EXTRACTO DE PÁGINA:
Recuerdo que un amigo mío, comerciante en tejidos, sonreía con malicia cada vez que me oía decir que trabajaba en otra novela. El hecho de escribir novelas o de pintar cuadros no significaba para él trabajo alguno sino, más bien, lo contrario, una evasión del trabajo, pura frivolidad. Para este hombre, trabajar suponía andar afanado en las estanterías, medir piezas, recibir encargos, lidiar con el cliente suspicaz y receloso. Sin demérito para ninguna profesión, el artista, el novelista, no puede sino sentir envidia de aquellos profesionales que echan la trampa a las siete para no volver a acordarse de su oficio hasta la mañana siguiente.

LÍNEAS DADAS:
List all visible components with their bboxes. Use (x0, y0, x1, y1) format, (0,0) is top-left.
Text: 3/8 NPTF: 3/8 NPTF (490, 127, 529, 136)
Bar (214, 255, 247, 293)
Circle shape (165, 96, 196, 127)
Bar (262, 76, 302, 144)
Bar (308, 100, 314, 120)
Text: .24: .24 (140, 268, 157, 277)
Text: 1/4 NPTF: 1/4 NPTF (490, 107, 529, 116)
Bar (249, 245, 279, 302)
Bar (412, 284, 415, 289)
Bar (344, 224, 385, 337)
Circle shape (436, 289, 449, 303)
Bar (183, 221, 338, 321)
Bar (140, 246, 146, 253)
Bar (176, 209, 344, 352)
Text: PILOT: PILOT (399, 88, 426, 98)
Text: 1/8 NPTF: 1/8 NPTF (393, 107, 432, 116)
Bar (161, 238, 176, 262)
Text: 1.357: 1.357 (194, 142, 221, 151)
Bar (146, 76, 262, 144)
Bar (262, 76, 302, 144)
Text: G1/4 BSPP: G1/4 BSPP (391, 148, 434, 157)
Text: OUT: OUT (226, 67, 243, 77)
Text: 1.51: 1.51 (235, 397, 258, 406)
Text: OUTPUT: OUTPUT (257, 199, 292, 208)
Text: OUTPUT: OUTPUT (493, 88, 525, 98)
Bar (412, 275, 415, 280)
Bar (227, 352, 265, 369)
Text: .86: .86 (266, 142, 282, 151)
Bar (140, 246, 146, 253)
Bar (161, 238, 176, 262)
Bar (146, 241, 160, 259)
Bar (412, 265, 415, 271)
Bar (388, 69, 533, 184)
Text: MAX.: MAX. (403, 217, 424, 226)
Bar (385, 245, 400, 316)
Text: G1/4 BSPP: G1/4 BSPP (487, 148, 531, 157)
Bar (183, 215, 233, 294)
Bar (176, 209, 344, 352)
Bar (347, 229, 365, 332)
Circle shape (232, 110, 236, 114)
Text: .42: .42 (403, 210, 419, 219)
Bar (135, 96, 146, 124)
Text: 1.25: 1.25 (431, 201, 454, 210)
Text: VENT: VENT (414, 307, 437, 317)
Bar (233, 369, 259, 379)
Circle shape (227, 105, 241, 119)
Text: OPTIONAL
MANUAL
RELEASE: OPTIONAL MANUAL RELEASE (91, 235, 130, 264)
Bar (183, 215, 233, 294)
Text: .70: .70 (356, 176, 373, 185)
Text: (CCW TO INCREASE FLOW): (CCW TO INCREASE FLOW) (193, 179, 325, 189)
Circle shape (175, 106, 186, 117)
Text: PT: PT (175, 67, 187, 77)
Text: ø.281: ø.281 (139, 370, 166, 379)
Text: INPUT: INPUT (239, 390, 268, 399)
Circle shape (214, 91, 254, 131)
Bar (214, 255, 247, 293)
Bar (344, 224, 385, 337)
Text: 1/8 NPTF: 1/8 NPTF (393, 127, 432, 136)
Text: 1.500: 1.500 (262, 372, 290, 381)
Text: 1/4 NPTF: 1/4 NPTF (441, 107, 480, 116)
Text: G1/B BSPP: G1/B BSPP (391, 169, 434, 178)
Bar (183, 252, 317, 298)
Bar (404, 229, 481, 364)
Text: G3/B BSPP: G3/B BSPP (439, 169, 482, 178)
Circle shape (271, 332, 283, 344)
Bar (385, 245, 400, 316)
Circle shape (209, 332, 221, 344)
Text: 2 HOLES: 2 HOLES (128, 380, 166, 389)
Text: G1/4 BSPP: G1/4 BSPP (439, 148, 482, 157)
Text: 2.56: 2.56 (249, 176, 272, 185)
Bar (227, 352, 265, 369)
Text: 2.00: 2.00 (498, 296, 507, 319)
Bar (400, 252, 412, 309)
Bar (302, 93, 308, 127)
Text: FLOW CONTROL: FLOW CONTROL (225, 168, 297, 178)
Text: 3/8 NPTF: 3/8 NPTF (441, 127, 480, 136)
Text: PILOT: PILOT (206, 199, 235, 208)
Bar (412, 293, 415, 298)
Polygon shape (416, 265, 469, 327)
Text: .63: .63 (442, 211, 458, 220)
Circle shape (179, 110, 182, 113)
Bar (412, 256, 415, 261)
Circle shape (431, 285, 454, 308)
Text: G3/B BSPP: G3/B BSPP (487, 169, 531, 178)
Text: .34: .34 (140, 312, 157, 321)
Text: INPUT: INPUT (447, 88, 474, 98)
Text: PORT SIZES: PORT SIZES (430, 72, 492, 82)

OBJETIVO DEL EJERCICIO: Por favor, copia de nuevo el pasaje del extracto sobre el oficio de novelista que empieza con las palabras "Recuerdo que un" y termina con "la mañana siguiente.", y sustituye "comerciante" por "vendedor".

RESPUESTA:
Recuerdo que un amigo mío, vendedor en tejidos, sonreía con malicia cada vez que me oía decir que trabajaba en otra novela. El hecho de escribir novelas o de pintar cuadros no significaba para él trabajo alguno sino, más bien, lo contrario, una evasión del trabajo, pura frivolidad. Para este hombre, trabajar suponía andar afanado en las estanterías, medir piezas, recibir encargos, lidiar con el cliente suspicaz y receloso. Sin demérito para ninguna profesión, el artista, el novelista, no puede sino sentir envidia de aquellos profesionales que echan la trampa a las siete para no volver a acordarse de su oficio hasta la mañana siguiente.